### TASK DESCRIPTION
Exclude the pictures, then copy all remaining records exactly.

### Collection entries
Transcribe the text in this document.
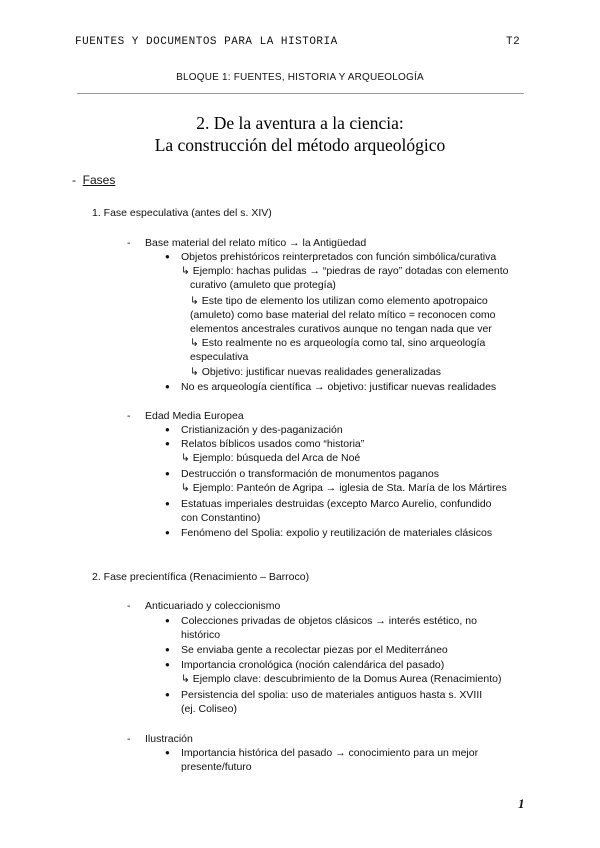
FUENTES Y DOCUMENTOS PARA LA HISTORIA	T2
BLOQUE 1: FUENTES, HISTORIA Y ARQUEOLOGÍA
2. De la aventura a la ciencia:
La construcción del método arqueológico
- Fases
1. Fase especulativa (antes del s. XIV)
- Base material del relato mítico → la Antigüedad
● Objetos prehistóricos reinterpretados con función simbólica/curativa
↳ Ejemplo: hachas pulidas → “piedras de rayo” dotadas con elemento
curativo (amuleto que protegía)
↳ Este tipo de elemento los utilizan como elemento apotropaico
(amuleto) como base material del relato mítico = reconocen como
elementos ancestrales curativos aunque no tengan nada que ver
↳ Esto realmente no es arqueología como tal, sino arqueología
especulativa
↳ Objetivo: justificar nuevas realidades generalizadas
● No es arqueología científica → objetivo: justificar nuevas realidades
- Edad Media Europea
● Cristianización y des-paganización
● Relatos bíblicos usados como “historia”
↳ Ejemplo: búsqueda del Arca de Noé
● Destrucción o transformación de monumentos paganos
↳ Ejemplo: Panteón de Agripa → iglesia de Sta. María de los Mártires
● Estatuas imperiales destruidas (excepto Marco Aurelio, confundido
con Constantino)
● Fenómeno del Spolia: expolio y reutilización de materiales clásicos
2. Fase precientífica (Renacimiento – Barroco)
- Anticuariado y coleccionismo
● Colecciones privadas de objetos clásicos → interés estético, no
histórico
● Se enviaba gente a recolectar piezas por el Mediterráneo
● Importancia cronológica (noción calendárica del pasado)
↳ Ejemplo clave: descubrimiento de la Domus Aurea (Renacimiento)
● Persistencia del spolia: uso de materiales antiguos hasta s. XVIII
(ej. Coliseo)
- Ilustración
● Importancia histórica del pasado → conocimiento para un mejor
presente/futuro
1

### EXERCISE SOLUTION
Transcribe the text in this document.
FUENTES Y DOCUMENTOS PARA LA HISTORIA	T2
BLOQUE 1: FUENTES, HISTORIA Y ARQUEOLOGÍA
2. De la aventura a la ciencia:
La construcción del método arqueológico
- Fases
1. Fase especulativa (antes del s. XIV)
- Base material del relato mítico → la Antigüedad
● Objetos prehistóricos reinterpretados con función simbólica/curativa
↳ Ejemplo: hachas pulidas → “piedras de rayo” dotadas con elemento
curativo (amuleto que protegía)
↳ Este tipo de elemento los utilizan como elemento apotropaico
(amuleto) como base material del relato mítico = reconocen como
elementos ancestrales curativos aunque no tengan nada que ver
↳ Esto realmente no es arqueología como tal, sino arqueología
especulativa
↳ Objetivo: justificar nuevas realidades generalizadas
● No es arqueología científica → objetivo: justificar nuevas realidades
- Edad Media Europea
● Cristianización y des-paganización
● Relatos bíblicos usados como “historia”
↳ Ejemplo: búsqueda del Arca de Noé
● Destrucción o transformación de monumentos paganos
↳ Ejemplo: Panteón de Agripa → iglesia de Sta. María de los Mártires
● Estatuas imperiales destruidas (excepto Marco Aurelio, confundido
con Constantino)
● Fenómeno del Spolia: expolio y reutilización de materiales clásicos
2. Fase precientífica (Renacimiento – Barroco)
- Anticuariado y coleccionismo
● Colecciones privadas de objetos clásicos → interés estético, no
histórico
● Se enviaba gente a recolectar piezas por el Mediterráneo
● Importancia cronológica (noción calendárica del pasado)
↳ Ejemplo clave: descubrimiento de la Domus Aurea (Renacimiento)
● Persistencia del spolia: uso de materiales antiguos hasta s. XVIII
(ej. Coliseo)
- Ilustración
● Importancia histórica del pasado → conocimiento para un mejor
presente/futuro
1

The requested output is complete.